[Stored entries]
________________

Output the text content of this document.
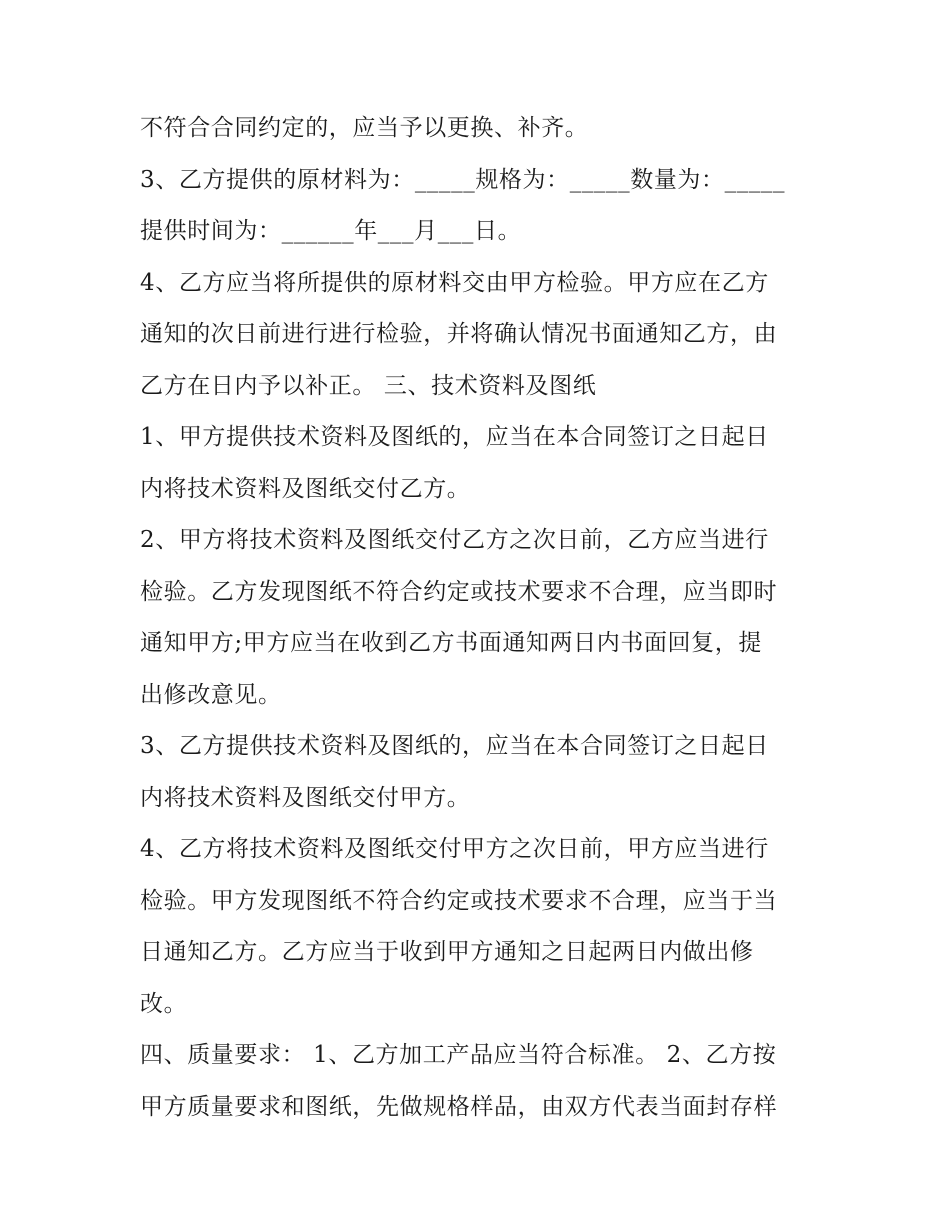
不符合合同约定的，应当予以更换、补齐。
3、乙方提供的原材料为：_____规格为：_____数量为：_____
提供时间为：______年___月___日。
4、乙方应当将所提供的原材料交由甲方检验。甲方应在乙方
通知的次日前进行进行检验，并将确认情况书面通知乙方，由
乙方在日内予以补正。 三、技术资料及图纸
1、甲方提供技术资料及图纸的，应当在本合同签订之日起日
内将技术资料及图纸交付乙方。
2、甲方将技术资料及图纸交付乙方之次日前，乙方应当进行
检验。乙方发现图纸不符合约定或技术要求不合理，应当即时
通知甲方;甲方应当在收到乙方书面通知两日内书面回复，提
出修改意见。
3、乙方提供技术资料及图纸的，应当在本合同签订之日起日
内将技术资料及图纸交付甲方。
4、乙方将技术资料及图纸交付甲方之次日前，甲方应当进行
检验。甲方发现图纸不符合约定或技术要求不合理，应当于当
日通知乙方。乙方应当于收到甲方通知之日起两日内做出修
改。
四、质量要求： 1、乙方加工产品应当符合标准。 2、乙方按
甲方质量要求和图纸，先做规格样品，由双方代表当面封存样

________________

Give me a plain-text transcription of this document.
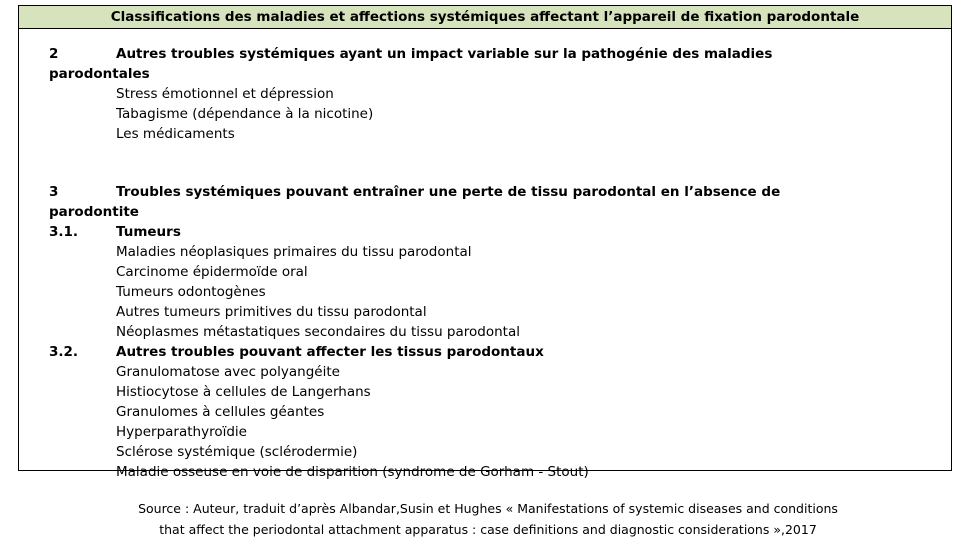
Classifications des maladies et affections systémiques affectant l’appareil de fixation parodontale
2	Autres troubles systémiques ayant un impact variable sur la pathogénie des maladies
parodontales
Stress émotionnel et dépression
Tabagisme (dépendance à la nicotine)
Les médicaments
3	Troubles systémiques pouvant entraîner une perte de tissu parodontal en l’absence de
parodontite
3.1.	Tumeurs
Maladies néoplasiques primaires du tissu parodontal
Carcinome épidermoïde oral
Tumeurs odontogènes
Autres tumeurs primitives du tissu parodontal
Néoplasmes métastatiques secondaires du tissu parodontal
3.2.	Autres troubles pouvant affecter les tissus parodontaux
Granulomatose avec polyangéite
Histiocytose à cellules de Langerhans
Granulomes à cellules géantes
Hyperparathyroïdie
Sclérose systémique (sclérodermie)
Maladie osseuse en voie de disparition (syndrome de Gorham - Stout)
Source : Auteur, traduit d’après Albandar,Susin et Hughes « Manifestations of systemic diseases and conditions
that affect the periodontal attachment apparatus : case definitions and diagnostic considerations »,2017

________________

What to work on: Check every line of the listing for the string "systémiques" and report how many lines have it, as a number alone.

Task solution: 3